### PROBLEM
Omit the pictures, then reproduce every remaining record exactly.

--- START ENTRIES PROVIDED ---

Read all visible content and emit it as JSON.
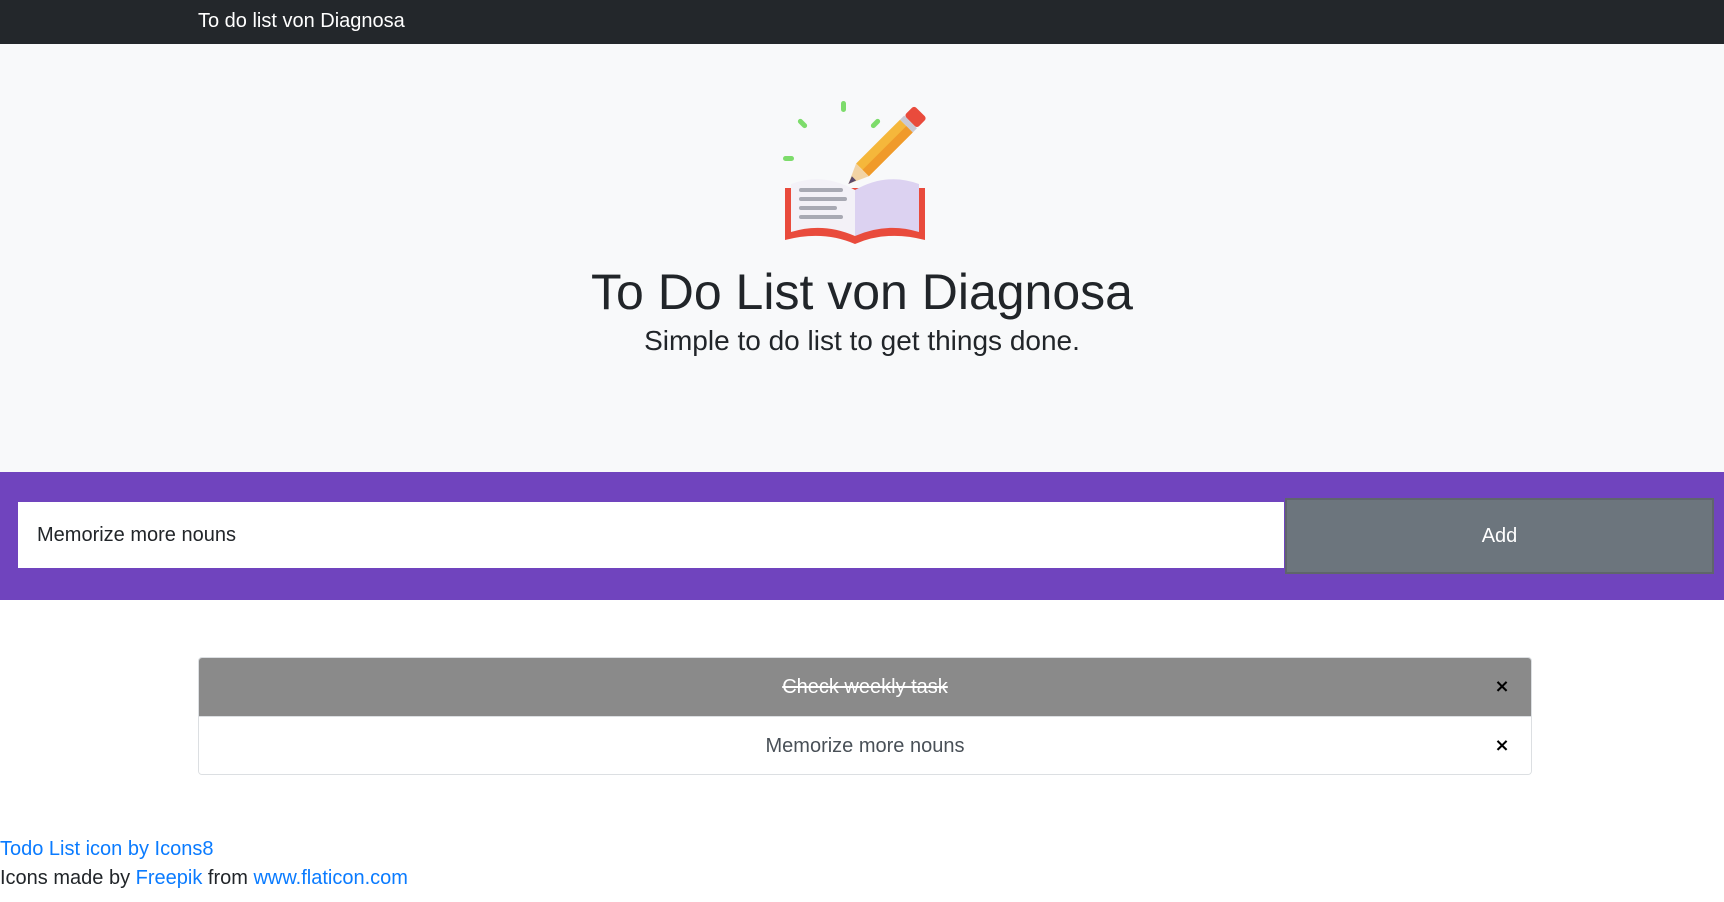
{
  "navbar": {
    "brand": "To do list von Diagnosa"
  },
  "hero": {
    "icon": "open-book-pencil-icon",
    "title": "To Do List von Diagnosa",
    "subtitle": "Simple to do list to get things done."
  },
  "form": {
    "input_value": "Memorize more nouns",
    "add_label": "Add"
  },
  "todos": [
    {
      "text": "Check weekly task",
      "done": true,
      "remove_label": "×"
    },
    {
      "text": "Memorize more nouns",
      "done": false,
      "remove_label": "×"
    }
  ],
  "footer": {
    "line1_link": "Todo List icon by Icons8",
    "line2_prefix": "Icons made by ",
    "line2_author": "Freepik",
    "line2_middle": " from ",
    "line2_site": "www.flaticon.com"
  },
  "colors": {
    "navbar": "#23272b",
    "hero_background": "#f8f9fa",
    "input_band": "#7044be",
    "add_button": "#6c757d",
    "done_item": "#8a8a8a",
    "link": "#0a7bff"
  }
}
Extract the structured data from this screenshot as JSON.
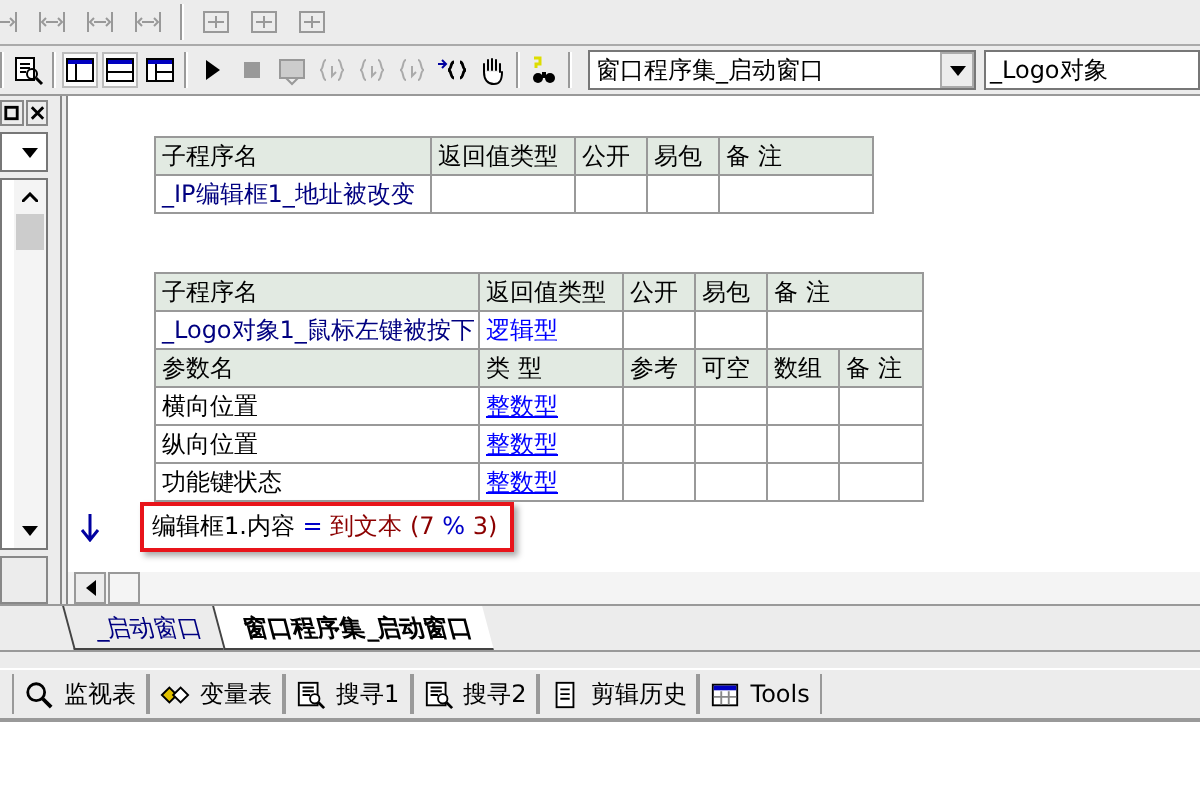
{
  "toolbar": {
    "module_select": {
      "value": "窗口程序集_启动窗口"
    },
    "object_select": {
      "value": "_Logo对象"
    }
  },
  "tables": [
    {
      "columns": [
        "子程序名",
        "返回值类型",
        "公开",
        "易包",
        "备 注"
      ],
      "row": {
        "name": "_IP编辑框1_地址被改变"
      }
    },
    {
      "columns": [
        "子程序名",
        "返回值类型",
        "公开",
        "易包",
        "备 注"
      ],
      "row": {
        "name": "_Logo对象1_鼠标左键被按下",
        "return_type": "逻辑型"
      },
      "param_columns": [
        "参数名",
        "类 型",
        "参考",
        "可空",
        "数组",
        "备 注"
      ],
      "params": [
        {
          "name": "横向位置",
          "type": "整数型"
        },
        {
          "name": "纵向位置",
          "type": "整数型"
        },
        {
          "name": "功能键状态",
          "type": "整数型"
        }
      ]
    }
  ],
  "code_line": {
    "highlighted": true,
    "tokens": [
      {
        "kind": "identifier",
        "text": "编辑框1.内容"
      },
      {
        "kind": "operator",
        "text": "="
      },
      {
        "kind": "function",
        "text": "到文本"
      },
      {
        "kind": "literal",
        "text": "(7"
      },
      {
        "kind": "operator",
        "text": "%"
      },
      {
        "kind": "literal",
        "text": "3)"
      }
    ]
  },
  "editor_tabs": [
    {
      "label": "_启动窗口",
      "selected": false
    },
    {
      "label": "窗口程序集_启动窗口",
      "selected": true
    }
  ],
  "panel_tabs": [
    {
      "label": "监视表",
      "kind": "watch"
    },
    {
      "label": "变量表",
      "kind": "variables"
    },
    {
      "label": "搜寻1",
      "kind": "search"
    },
    {
      "label": "搜寻2",
      "kind": "search"
    },
    {
      "label": "剪辑历史",
      "kind": "history"
    },
    {
      "label": "Tools",
      "kind": "tools"
    }
  ]
}
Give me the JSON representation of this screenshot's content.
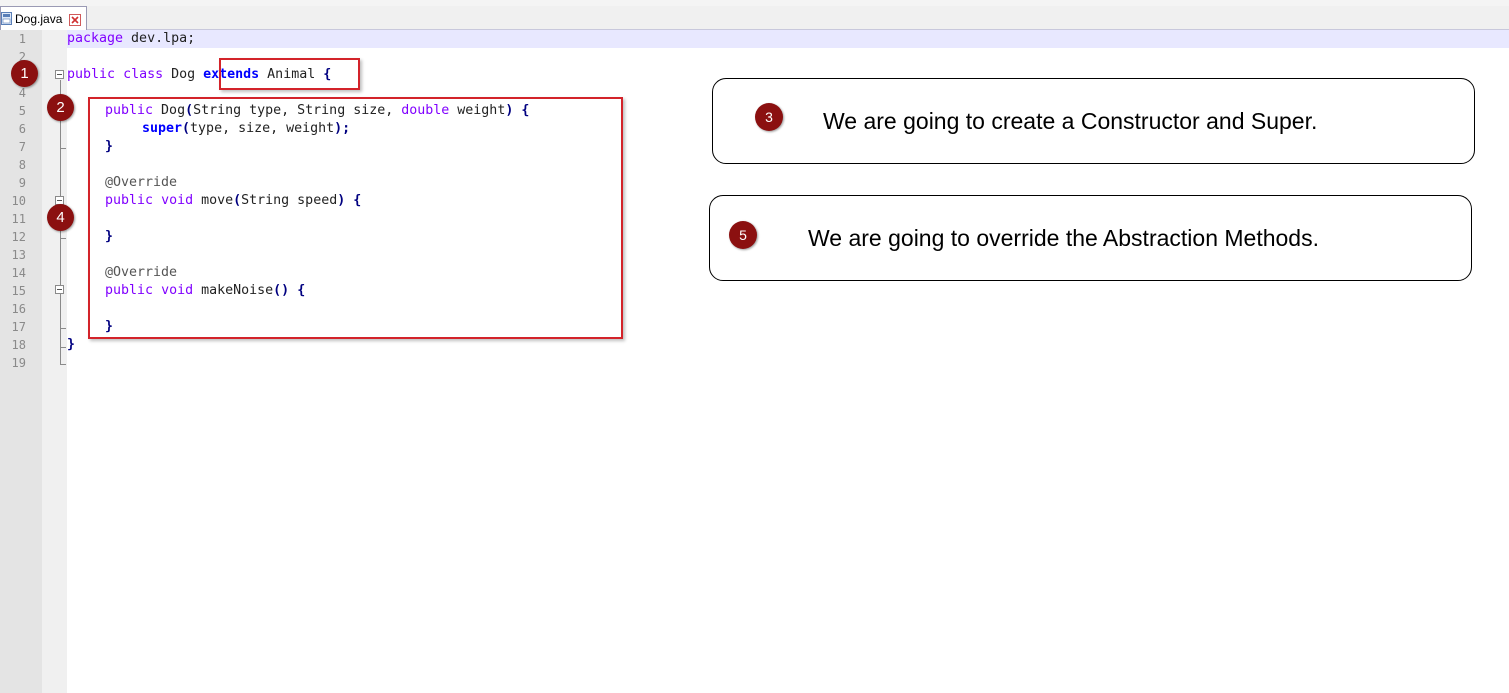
{
  "tab": {
    "label": "Dog.java",
    "icon": "java-file-icon",
    "close_icon": "close-tab-icon"
  },
  "line_numbers": [
    "1",
    "2",
    "3",
    "4",
    "5",
    "6",
    "7",
    "8",
    "9",
    "10",
    "11",
    "12",
    "13",
    "14",
    "15",
    "16",
    "17",
    "18",
    "19"
  ],
  "code": {
    "l1": {
      "kw": "package",
      "rest": " dev.lpa;"
    },
    "l3": {
      "kw1": "public",
      "kw2": "class",
      "name": " Dog ",
      "extends": "extends",
      "parent": " Animal",
      "brace": "{"
    },
    "l5": {
      "kw": "public",
      "ctor": " Dog",
      "p1": "(",
      "args": "String type, String size, ",
      "dbl": "double",
      "w": " weight",
      "p2": ")",
      "brace": "{"
    },
    "l6": {
      "super": "super",
      "p1": "(",
      "args": "type, size, weight",
      "p2": ")",
      "semi": ";"
    },
    "l7": {
      "brace": "}"
    },
    "l9": {
      "ann": "@Override"
    },
    "l10": {
      "kw1": "public",
      "kw2": "void",
      "name": " move",
      "p1": "(",
      "args": "String speed",
      "p2": ")",
      "brace": "{"
    },
    "l12": {
      "brace": "}"
    },
    "l14": {
      "ann": "@Override"
    },
    "l15": {
      "kw1": "public",
      "kw2": "void",
      "name": " makeNoise",
      "parens": "()",
      "brace": "{"
    },
    "l17": {
      "brace": "}"
    },
    "l18": {
      "brace": "}"
    }
  },
  "markers": [
    "1",
    "2",
    "3",
    "4",
    "5"
  ],
  "callouts": {
    "c3": "We are going to create a Constructor and Super.",
    "c5": "We are going to override the Abstraction Methods."
  },
  "colors": {
    "marker": "#8b1010",
    "highlight_box": "#d3232a",
    "keyword": "#8000ff",
    "bold_keyword": "#0000ff",
    "operator": "#000080"
  }
}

--- END ENTRIES PROVIDED ---

### RESPONSE
Read all visible content and emit it as JSON.
{
  "navbar": {
    "brand": "To do list von Diagnosa"
  },
  "hero": {
    "icon": "open-book-pencil-icon",
    "title": "To Do List von Diagnosa",
    "subtitle": "Simple to do list to get things done."
  },
  "form": {
    "input_value": "Memorize more nouns",
    "add_label": "Add"
  },
  "todos": [
    {
      "text": "Check weekly task",
      "done": true,
      "remove_label": "×"
    },
    {
      "text": "Memorize more nouns",
      "done": false,
      "remove_label": "×"
    }
  ],
  "footer": {
    "line1_link": "Todo List icon by Icons8",
    "line2_prefix": "Icons made by ",
    "line2_author": "Freepik",
    "line2_middle": " from ",
    "line2_site": "www.flaticon.com"
  },
  "colors": {
    "navbar": "#23272b",
    "hero_background": "#f8f9fa",
    "input_band": "#7044be",
    "add_button": "#6c757d",
    "done_item": "#8a8a8a",
    "link": "#0a7bff"
  }
}
Extract the structured data from this screenshot as JSON.
{
  "toolbar": {
    "module_select": {
      "value": "窗口程序集_启动窗口"
    },
    "object_select": {
      "value": "_Logo对象"
    }
  },
  "tables": [
    {
      "columns": [
        "子程序名",
        "返回值类型",
        "公开",
        "易包",
        "备 注"
      ],
      "row": {
        "name": "_IP编辑框1_地址被改变"
      }
    },
    {
      "columns": [
        "子程序名",
        "返回值类型",
        "公开",
        "易包",
        "备 注"
      ],
      "row": {
        "name": "_Logo对象1_鼠标左键被按下",
        "return_type": "逻辑型"
      },
      "param_columns": [
        "参数名",
        "类 型",
        "参考",
        "可空",
        "数组",
        "备 注"
      ],
      "params": [
        {
          "name": "横向位置",
          "type": "整数型"
        },
        {
          "name": "纵向位置",
          "type": "整数型"
        },
        {
          "name": "功能键状态",
          "type": "整数型"
        }
      ]
    }
  ],
  "code_line": {
    "highlighted": true,
    "tokens": [
      {
        "kind": "identifier",
        "text": "编辑框1.内容"
      },
      {
        "kind": "operator",
        "text": "="
      },
      {
        "kind": "function",
        "text": "到文本"
      },
      {
        "kind": "literal",
        "text": "(7"
      },
      {
        "kind": "operator",
        "text": "%"
      },
      {
        "kind": "literal",
        "text": "3)"
      }
    ]
  },
  "editor_tabs": [
    {
      "label": "_启动窗口",
      "selected": false
    },
    {
      "label": "窗口程序集_启动窗口",
      "selected": true
    }
  ],
  "panel_tabs": [
    {
      "label": "监视表",
      "kind": "watch"
    },
    {
      "label": "变量表",
      "kind": "variables"
    },
    {
      "label": "搜寻1",
      "kind": "search"
    },
    {
      "label": "搜寻2",
      "kind": "search"
    },
    {
      "label": "剪辑历史",
      "kind": "history"
    },
    {
      "label": "Tools",
      "kind": "tools"
    }
  ]
}
Give me the JSON representation of this screenshot's content.
{
  "tab": {
    "label": "Dog.java",
    "icon": "java-file-icon",
    "close_icon": "close-tab-icon"
  },
  "line_numbers": [
    "1",
    "2",
    "3",
    "4",
    "5",
    "6",
    "7",
    "8",
    "9",
    "10",
    "11",
    "12",
    "13",
    "14",
    "15",
    "16",
    "17",
    "18",
    "19"
  ],
  "code": {
    "l1": {
      "kw": "package",
      "rest": " dev.lpa;"
    },
    "l3": {
      "kw1": "public",
      "kw2": "class",
      "name": " Dog ",
      "extends": "extends",
      "parent": " Animal",
      "brace": "{"
    },
    "l5": {
      "kw": "public",
      "ctor": " Dog",
      "p1": "(",
      "args": "String type, String size, ",
      "dbl": "double",
      "w": " weight",
      "p2": ")",
      "brace": "{"
    },
    "l6": {
      "super": "super",
      "p1": "(",
      "args": "type, size, weight",
      "p2": ")",
      "semi": ";"
    },
    "l7": {
      "brace": "}"
    },
    "l9": {
      "ann": "@Override"
    },
    "l10": {
      "kw1": "public",
      "kw2": "void",
      "name": " move",
      "p1": "(",
      "args": "String speed",
      "p2": ")",
      "brace": "{"
    },
    "l12": {
      "brace": "}"
    },
    "l14": {
      "ann": "@Override"
    },
    "l15": {
      "kw1": "public",
      "kw2": "void",
      "name": " makeNoise",
      "parens": "()",
      "brace": "{"
    },
    "l17": {
      "brace": "}"
    },
    "l18": {
      "brace": "}"
    }
  },
  "markers": [
    "1",
    "2",
    "3",
    "4",
    "5"
  ],
  "callouts": {
    "c3": "We are going to create a Constructor and Super.",
    "c5": "We are going to override the Abstraction Methods."
  },
  "colors": {
    "marker": "#8b1010",
    "highlight_box": "#d3232a",
    "keyword": "#8000ff",
    "bold_keyword": "#0000ff",
    "operator": "#000080"
  }
}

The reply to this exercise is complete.